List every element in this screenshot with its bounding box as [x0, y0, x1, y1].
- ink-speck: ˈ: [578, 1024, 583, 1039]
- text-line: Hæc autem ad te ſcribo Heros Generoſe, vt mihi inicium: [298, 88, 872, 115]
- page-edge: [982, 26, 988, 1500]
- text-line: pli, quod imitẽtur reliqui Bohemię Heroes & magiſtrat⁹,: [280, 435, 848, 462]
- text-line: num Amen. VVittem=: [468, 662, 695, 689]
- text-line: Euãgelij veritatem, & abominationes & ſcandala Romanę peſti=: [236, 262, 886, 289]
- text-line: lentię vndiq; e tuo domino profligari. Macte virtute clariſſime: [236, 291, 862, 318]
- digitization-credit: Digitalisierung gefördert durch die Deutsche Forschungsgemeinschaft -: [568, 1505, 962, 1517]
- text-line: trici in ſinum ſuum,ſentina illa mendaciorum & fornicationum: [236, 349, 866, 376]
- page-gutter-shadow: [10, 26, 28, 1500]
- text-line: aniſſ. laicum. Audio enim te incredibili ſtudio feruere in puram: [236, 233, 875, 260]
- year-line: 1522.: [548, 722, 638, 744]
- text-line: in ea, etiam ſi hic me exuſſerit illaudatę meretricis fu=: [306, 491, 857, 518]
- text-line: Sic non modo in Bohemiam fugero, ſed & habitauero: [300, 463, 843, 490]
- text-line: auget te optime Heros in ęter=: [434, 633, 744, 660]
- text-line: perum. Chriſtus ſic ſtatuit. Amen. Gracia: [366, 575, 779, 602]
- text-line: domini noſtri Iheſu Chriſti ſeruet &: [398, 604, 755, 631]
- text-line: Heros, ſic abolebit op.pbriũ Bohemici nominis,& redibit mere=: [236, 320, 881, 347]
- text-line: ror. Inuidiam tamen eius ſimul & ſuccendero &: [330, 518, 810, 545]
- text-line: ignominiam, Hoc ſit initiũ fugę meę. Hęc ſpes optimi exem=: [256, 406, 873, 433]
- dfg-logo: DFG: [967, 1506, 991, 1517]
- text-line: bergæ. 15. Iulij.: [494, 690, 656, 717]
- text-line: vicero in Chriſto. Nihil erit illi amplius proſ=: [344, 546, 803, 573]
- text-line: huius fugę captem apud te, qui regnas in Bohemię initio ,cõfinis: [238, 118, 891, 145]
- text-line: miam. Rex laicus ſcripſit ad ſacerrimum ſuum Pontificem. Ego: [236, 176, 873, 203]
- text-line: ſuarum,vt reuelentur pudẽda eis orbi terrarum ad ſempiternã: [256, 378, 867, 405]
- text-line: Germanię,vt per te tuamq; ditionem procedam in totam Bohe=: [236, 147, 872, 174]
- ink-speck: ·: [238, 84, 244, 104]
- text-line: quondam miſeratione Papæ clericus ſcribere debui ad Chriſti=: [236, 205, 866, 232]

════════════════════

▶ _EXERCISE DESCRIPTION_
Please output the entries unchanged, starting at the very first line and ending at the line that contains "- text-line: lentię", with both of those lines included.

▶ _ANSWER FOR THE TASK_
List every element in this screenshot with its bounding box as [x0, y0, x1, y1].
- ink-speck: ˈ: [578, 1024, 583, 1039]
- text-line: Hæc autem ad te ſcribo Heros Generoſe, vt mihi inicium: [298, 88, 872, 115]
- page-edge: [982, 26, 988, 1500]
- text-line: pli, quod imitẽtur reliqui Bohemię Heroes & magiſtrat⁹,: [280, 435, 848, 462]
- text-line: num Amen. VVittem=: [468, 662, 695, 689]
- text-line: Euãgelij veritatem, & abominationes & ſcandala Romanę peſti=: [236, 262, 886, 289]
- text-line: lentię vndiq; e tuo domino profligari. Macte virtute clariſſime: [236, 291, 862, 318]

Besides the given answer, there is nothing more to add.